Task requirements → Reproduce the listing below exactly. Pictures do not belong in the copy.

***** Supplied data *****

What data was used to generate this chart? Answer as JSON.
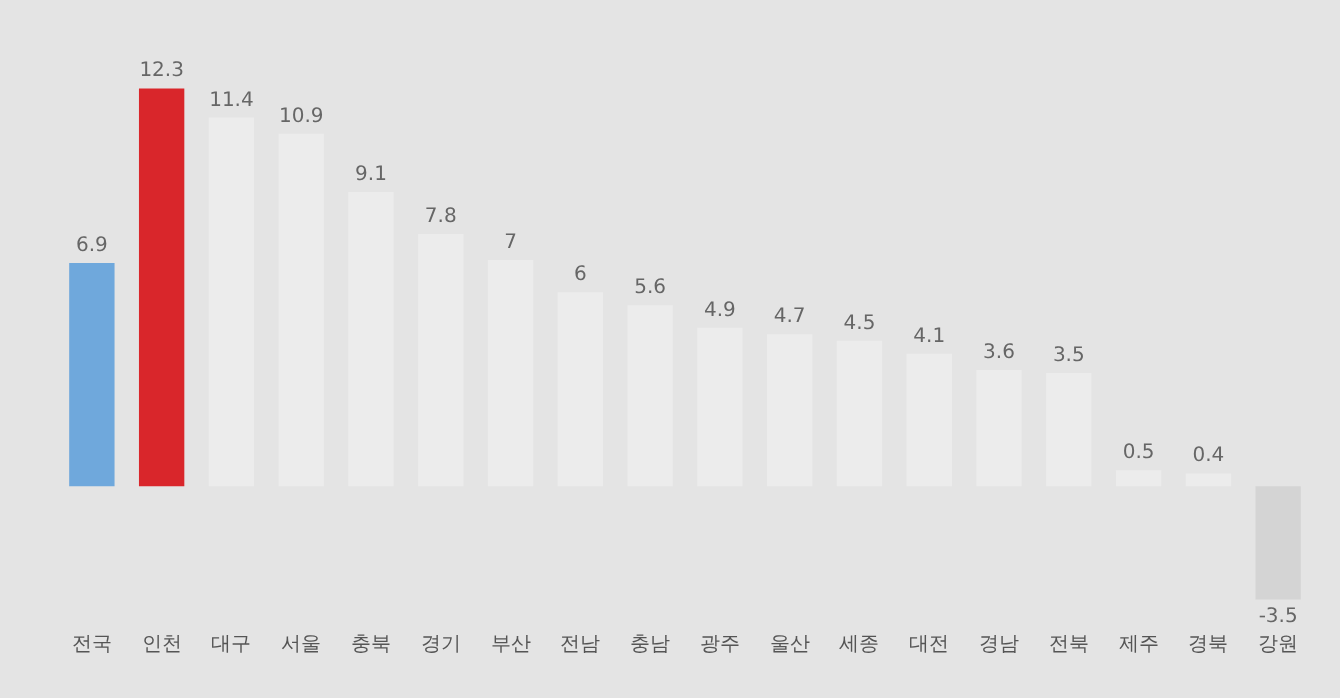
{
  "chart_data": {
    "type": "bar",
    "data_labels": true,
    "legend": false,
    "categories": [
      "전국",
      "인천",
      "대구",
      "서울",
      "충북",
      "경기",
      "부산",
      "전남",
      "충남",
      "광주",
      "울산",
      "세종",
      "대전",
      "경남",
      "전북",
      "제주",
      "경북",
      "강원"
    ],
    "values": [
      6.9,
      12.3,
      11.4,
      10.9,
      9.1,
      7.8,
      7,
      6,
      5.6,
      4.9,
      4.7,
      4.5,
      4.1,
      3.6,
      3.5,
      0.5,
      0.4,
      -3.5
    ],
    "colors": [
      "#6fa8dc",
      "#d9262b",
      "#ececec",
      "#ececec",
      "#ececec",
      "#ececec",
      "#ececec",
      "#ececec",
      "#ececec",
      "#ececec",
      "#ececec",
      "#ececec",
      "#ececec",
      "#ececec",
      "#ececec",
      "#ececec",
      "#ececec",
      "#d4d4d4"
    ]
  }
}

*****

Finished task →
What data was used to generate this chart? Answer as JSON.
{
  "chart_data": {
    "type": "bar",
    "data_labels": true,
    "legend": false,
    "categories": [
      "전국",
      "인천",
      "대구",
      "서울",
      "충북",
      "경기",
      "부산",
      "전남",
      "충남",
      "광주",
      "울산",
      "세종",
      "대전",
      "경남",
      "전북",
      "제주",
      "경북",
      "강원"
    ],
    "values": [
      6.9,
      12.3,
      11.4,
      10.9,
      9.1,
      7.8,
      7,
      6,
      5.6,
      4.9,
      4.7,
      4.5,
      4.1,
      3.6,
      3.5,
      0.5,
      0.4,
      -3.5
    ],
    "colors": [
      "#6fa8dc",
      "#d9262b",
      "#ececec",
      "#ececec",
      "#ececec",
      "#ececec",
      "#ececec",
      "#ececec",
      "#ececec",
      "#ececec",
      "#ececec",
      "#ececec",
      "#ececec",
      "#ececec",
      "#ececec",
      "#ececec",
      "#ececec",
      "#d4d4d4"
    ]
  }
}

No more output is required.